(Records from a dataset)
>>>>>
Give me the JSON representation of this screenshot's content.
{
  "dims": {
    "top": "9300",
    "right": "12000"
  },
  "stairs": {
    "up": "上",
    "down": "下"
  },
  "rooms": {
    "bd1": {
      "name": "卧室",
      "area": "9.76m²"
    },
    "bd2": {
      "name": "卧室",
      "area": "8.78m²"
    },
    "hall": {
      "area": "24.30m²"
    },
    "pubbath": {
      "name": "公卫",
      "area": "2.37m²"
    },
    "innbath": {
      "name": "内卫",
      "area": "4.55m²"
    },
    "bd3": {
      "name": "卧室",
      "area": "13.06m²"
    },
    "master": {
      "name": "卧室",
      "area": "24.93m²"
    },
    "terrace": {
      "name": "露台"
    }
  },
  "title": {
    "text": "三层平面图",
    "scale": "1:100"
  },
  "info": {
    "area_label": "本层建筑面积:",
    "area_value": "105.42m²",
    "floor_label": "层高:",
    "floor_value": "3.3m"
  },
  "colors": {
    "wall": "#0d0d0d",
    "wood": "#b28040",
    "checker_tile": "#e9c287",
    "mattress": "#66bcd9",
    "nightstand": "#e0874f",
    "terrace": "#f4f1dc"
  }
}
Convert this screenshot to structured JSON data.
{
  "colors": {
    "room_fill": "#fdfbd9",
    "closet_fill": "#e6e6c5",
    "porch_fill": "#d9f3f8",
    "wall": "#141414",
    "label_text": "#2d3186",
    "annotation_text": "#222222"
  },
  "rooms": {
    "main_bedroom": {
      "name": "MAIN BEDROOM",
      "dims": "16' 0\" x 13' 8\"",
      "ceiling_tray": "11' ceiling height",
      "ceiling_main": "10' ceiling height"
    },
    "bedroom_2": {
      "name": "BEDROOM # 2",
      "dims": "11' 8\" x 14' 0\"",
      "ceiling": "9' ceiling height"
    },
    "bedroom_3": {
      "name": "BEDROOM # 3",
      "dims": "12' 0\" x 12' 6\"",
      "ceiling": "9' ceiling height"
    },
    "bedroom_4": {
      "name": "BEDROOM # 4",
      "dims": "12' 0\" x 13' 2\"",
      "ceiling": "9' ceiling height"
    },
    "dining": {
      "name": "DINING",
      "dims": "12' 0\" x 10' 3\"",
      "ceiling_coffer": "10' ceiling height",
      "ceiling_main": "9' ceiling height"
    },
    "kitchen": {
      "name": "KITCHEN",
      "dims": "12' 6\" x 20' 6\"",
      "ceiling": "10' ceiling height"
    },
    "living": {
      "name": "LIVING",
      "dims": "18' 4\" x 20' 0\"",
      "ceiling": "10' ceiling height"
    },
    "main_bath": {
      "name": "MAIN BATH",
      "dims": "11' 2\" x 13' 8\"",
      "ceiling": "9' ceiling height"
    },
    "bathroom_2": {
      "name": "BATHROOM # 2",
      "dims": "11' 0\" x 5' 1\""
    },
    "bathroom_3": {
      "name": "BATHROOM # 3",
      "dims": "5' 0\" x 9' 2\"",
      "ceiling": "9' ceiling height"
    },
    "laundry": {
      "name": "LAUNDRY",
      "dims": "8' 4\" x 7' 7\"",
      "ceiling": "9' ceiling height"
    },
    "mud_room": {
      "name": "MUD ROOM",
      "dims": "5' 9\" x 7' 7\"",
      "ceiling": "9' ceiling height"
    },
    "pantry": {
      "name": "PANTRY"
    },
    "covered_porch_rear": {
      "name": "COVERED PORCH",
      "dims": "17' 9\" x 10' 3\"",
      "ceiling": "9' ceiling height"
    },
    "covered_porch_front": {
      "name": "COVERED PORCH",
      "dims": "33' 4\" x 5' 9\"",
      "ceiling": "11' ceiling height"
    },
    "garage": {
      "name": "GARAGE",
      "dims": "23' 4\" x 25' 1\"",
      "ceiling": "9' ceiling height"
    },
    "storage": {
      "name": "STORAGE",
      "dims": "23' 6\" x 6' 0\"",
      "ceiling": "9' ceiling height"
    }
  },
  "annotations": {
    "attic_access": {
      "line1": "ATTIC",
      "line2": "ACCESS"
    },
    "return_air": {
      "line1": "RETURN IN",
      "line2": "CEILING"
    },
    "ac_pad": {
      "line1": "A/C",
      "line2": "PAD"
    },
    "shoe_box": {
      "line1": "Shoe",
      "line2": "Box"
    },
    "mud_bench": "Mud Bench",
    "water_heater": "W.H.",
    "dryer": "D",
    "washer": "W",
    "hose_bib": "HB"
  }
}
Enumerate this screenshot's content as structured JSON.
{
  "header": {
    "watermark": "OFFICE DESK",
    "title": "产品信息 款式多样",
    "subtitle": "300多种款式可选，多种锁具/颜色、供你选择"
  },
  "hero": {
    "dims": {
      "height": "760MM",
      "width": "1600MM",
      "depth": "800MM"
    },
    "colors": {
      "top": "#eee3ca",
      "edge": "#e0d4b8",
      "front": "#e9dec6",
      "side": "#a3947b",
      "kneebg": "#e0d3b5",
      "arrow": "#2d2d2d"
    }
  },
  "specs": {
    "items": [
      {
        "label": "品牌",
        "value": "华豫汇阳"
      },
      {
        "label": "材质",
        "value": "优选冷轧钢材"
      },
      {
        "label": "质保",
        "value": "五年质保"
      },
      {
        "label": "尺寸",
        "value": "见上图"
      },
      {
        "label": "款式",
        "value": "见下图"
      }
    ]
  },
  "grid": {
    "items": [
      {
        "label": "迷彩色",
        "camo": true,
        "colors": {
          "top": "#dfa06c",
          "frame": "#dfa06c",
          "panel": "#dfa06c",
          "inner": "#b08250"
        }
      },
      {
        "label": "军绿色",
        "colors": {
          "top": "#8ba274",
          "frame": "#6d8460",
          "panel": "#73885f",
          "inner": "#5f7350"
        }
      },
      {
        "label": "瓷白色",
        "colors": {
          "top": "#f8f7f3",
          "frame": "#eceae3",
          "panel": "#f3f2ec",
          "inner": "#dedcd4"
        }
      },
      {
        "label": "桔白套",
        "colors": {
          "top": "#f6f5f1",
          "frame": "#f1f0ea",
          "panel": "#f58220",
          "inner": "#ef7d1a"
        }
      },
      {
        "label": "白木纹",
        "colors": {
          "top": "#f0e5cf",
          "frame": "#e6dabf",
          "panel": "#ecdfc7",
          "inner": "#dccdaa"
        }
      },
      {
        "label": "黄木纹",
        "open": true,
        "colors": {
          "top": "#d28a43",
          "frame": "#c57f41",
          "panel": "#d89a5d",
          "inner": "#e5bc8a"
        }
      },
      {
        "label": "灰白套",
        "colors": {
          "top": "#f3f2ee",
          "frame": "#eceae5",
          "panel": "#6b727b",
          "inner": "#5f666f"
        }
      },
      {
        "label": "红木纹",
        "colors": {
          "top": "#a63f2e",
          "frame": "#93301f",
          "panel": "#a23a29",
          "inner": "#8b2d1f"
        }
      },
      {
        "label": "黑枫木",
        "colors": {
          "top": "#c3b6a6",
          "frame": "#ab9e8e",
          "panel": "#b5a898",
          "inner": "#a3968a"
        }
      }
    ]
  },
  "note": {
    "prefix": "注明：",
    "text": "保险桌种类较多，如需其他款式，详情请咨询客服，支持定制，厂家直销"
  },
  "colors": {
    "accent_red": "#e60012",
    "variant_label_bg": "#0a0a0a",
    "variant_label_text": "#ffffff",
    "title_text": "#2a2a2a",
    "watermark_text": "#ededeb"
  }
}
<<<<<
EXERCISE TASK:
Copy all of the data. Keep every word exactly as it is.

WRITTEN RESPONSE:
Give me the JSON representation of this screenshot's content.
{
  "dims": {
    "top": "9300",
    "right": "12000"
  },
  "stairs": {
    "up": "上",
    "down": "下"
  },
  "rooms": {
    "bd1": {
      "name": "卧室",
      "area": "9.76m²"
    },
    "bd2": {
      "name": "卧室",
      "area": "8.78m²"
    },
    "hall": {
      "area": "24.30m²"
    },
    "pubbath": {
      "name": "公卫",
      "area": "2.37m²"
    },
    "innbath": {
      "name": "内卫",
      "area": "4.55m²"
    },
    "bd3": {
      "name": "卧室",
      "area": "13.06m²"
    },
    "master": {
      "name": "卧室",
      "area": "24.93m²"
    },
    "terrace": {
      "name": "露台"
    }
  },
  "title": {
    "text": "三层平面图",
    "scale": "1:100"
  },
  "info": {
    "area_label": "本层建筑面积:",
    "area_value": "105.42m²",
    "floor_label": "层高:",
    "floor_value": "3.3m"
  },
  "colors": {
    "wall": "#0d0d0d",
    "wood": "#b28040",
    "checker_tile": "#e9c287",
    "mattress": "#66bcd9",
    "nightstand": "#e0874f",
    "terrace": "#f4f1dc"
  }
}
Convert this screenshot to structured JSON data.
{
  "colors": {
    "room_fill": "#fdfbd9",
    "closet_fill": "#e6e6c5",
    "porch_fill": "#d9f3f8",
    "wall": "#141414",
    "label_text": "#2d3186",
    "annotation_text": "#222222"
  },
  "rooms": {
    "main_bedroom": {
      "name": "MAIN BEDROOM",
      "dims": "16' 0\" x 13' 8\"",
      "ceiling_tray": "11' ceiling height",
      "ceiling_main": "10' ceiling height"
    },
    "bedroom_2": {
      "name": "BEDROOM # 2",
      "dims": "11' 8\" x 14' 0\"",
      "ceiling": "9' ceiling height"
    },
    "bedroom_3": {
      "name": "BEDROOM # 3",
      "dims": "12' 0\" x 12' 6\"",
      "ceiling": "9' ceiling height"
    },
    "bedroom_4": {
      "name": "BEDROOM # 4",
      "dims": "12' 0\" x 13' 2\"",
      "ceiling": "9' ceiling height"
    },
    "dining": {
      "name": "DINING",
      "dims": "12' 0\" x 10' 3\"",
      "ceiling_coffer": "10' ceiling height",
      "ceiling_main": "9' ceiling height"
    },
    "kitchen": {
      "name": "KITCHEN",
      "dims": "12' 6\" x 20' 6\"",
      "ceiling": "10' ceiling height"
    },
    "living": {
      "name": "LIVING",
      "dims": "18' 4\" x 20' 0\"",
      "ceiling": "10' ceiling height"
    },
    "main_bath": {
      "name": "MAIN BATH",
      "dims": "11' 2\" x 13' 8\"",
      "ceiling": "9' ceiling height"
    },
    "bathroom_2": {
      "name": "BATHROOM # 2",
      "dims": "11' 0\" x 5' 1\""
    },
    "bathroom_3": {
      "name": "BATHROOM # 3",
      "dims": "5' 0\" x 9' 2\"",
      "ceiling": "9' ceiling height"
    },
    "laundry": {
      "name": "LAUNDRY",
      "dims": "8' 4\" x 7' 7\"",
      "ceiling": "9' ceiling height"
    },
    "mud_room": {
      "name": "MUD ROOM",
      "dims": "5' 9\" x 7' 7\"",
      "ceiling": "9' ceiling height"
    },
    "pantry": {
      "name": "PANTRY"
    },
    "covered_porch_rear": {
      "name": "COVERED PORCH",
      "dims": "17' 9\" x 10' 3\"",
      "ceiling": "9' ceiling height"
    },
    "covered_porch_front": {
      "name": "COVERED PORCH",
      "dims": "33' 4\" x 5' 9\"",
      "ceiling": "11' ceiling height"
    },
    "garage": {
      "name": "GARAGE",
      "dims": "23' 4\" x 25' 1\"",
      "ceiling": "9' ceiling height"
    },
    "storage": {
      "name": "STORAGE",
      "dims": "23' 6\" x 6' 0\"",
      "ceiling": "9' ceiling height"
    }
  },
  "annotations": {
    "attic_access": {
      "line1": "ATTIC",
      "line2": "ACCESS"
    },
    "return_air": {
      "line1": "RETURN IN",
      "line2": "CEILING"
    },
    "ac_pad": {
      "line1": "A/C",
      "line2": "PAD"
    },
    "shoe_box": {
      "line1": "Shoe",
      "line2": "Box"
    },
    "mud_bench": "Mud Bench",
    "water_heater": "W.H.",
    "dryer": "D",
    "washer": "W",
    "hose_bib": "HB"
  }
}
Enumerate this screenshot's content as structured JSON.
{
  "header": {
    "watermark": "OFFICE DESK",
    "title": "产品信息 款式多样",
    "subtitle": "300多种款式可选，多种锁具/颜色、供你选择"
  },
  "hero": {
    "dims": {
      "height": "760MM",
      "width": "1600MM",
      "depth": "800MM"
    },
    "colors": {
      "top": "#eee3ca",
      "edge": "#e0d4b8",
      "front": "#e9dec6",
      "side": "#a3947b",
      "kneebg": "#e0d3b5",
      "arrow": "#2d2d2d"
    }
  },
  "specs": {
    "items": [
      {
        "label": "品牌",
        "value": "华豫汇阳"
      },
      {
        "label": "材质",
        "value": "优选冷轧钢材"
      },
      {
        "label": "质保",
        "value": "五年质保"
      },
      {
        "label": "尺寸",
        "value": "见上图"
      },
      {
        "label": "款式",
        "value": "见下图"
      }
    ]
  },
  "grid": {
    "items": [
      {
        "label": "迷彩色",
        "camo": true,
        "colors": {
          "top": "#dfa06c",
          "frame": "#dfa06c",
          "panel": "#dfa06c",
          "inner": "#b08250"
        }
      },
      {
        "label": "军绿色",
        "colors": {
          "top": "#8ba274",
          "frame": "#6d8460",
          "panel": "#73885f",
          "inner": "#5f7350"
        }
      },
      {
        "label": "瓷白色",
        "colors": {
          "top": "#f8f7f3",
          "frame": "#eceae3",
          "panel": "#f3f2ec",
          "inner": "#dedcd4"
        }
      },
      {
        "label": "桔白套",
        "colors": {
          "top": "#f6f5f1",
          "frame": "#f1f0ea",
          "panel": "#f58220",
          "inner": "#ef7d1a"
        }
      },
      {
        "label": "白木纹",
        "colors": {
          "top": "#f0e5cf",
          "frame": "#e6dabf",
          "panel": "#ecdfc7",
          "inner": "#dccdaa"
        }
      },
      {
        "label": "黄木纹",
        "open": true,
        "colors": {
          "top": "#d28a43",
          "frame": "#c57f41",
          "panel": "#d89a5d",
          "inner": "#e5bc8a"
        }
      },
      {
        "label": "灰白套",
        "colors": {
          "top": "#f3f2ee",
          "frame": "#eceae5",
          "panel": "#6b727b",
          "inner": "#5f666f"
        }
      },
      {
        "label": "红木纹",
        "colors": {
          "top": "#a63f2e",
          "frame": "#93301f",
          "panel": "#a23a29",
          "inner": "#8b2d1f"
        }
      },
      {
        "label": "黑枫木",
        "colors": {
          "top": "#c3b6a6",
          "frame": "#ab9e8e",
          "panel": "#b5a898",
          "inner": "#a3968a"
        }
      }
    ]
  },
  "note": {
    "prefix": "注明：",
    "text": "保险桌种类较多，如需其他款式，详情请咨询客服，支持定制，厂家直销"
  },
  "colors": {
    "accent_red": "#e60012",
    "variant_label_bg": "#0a0a0a",
    "variant_label_text": "#ffffff",
    "title_text": "#2a2a2a",
    "watermark_text": "#ededeb"
  }
}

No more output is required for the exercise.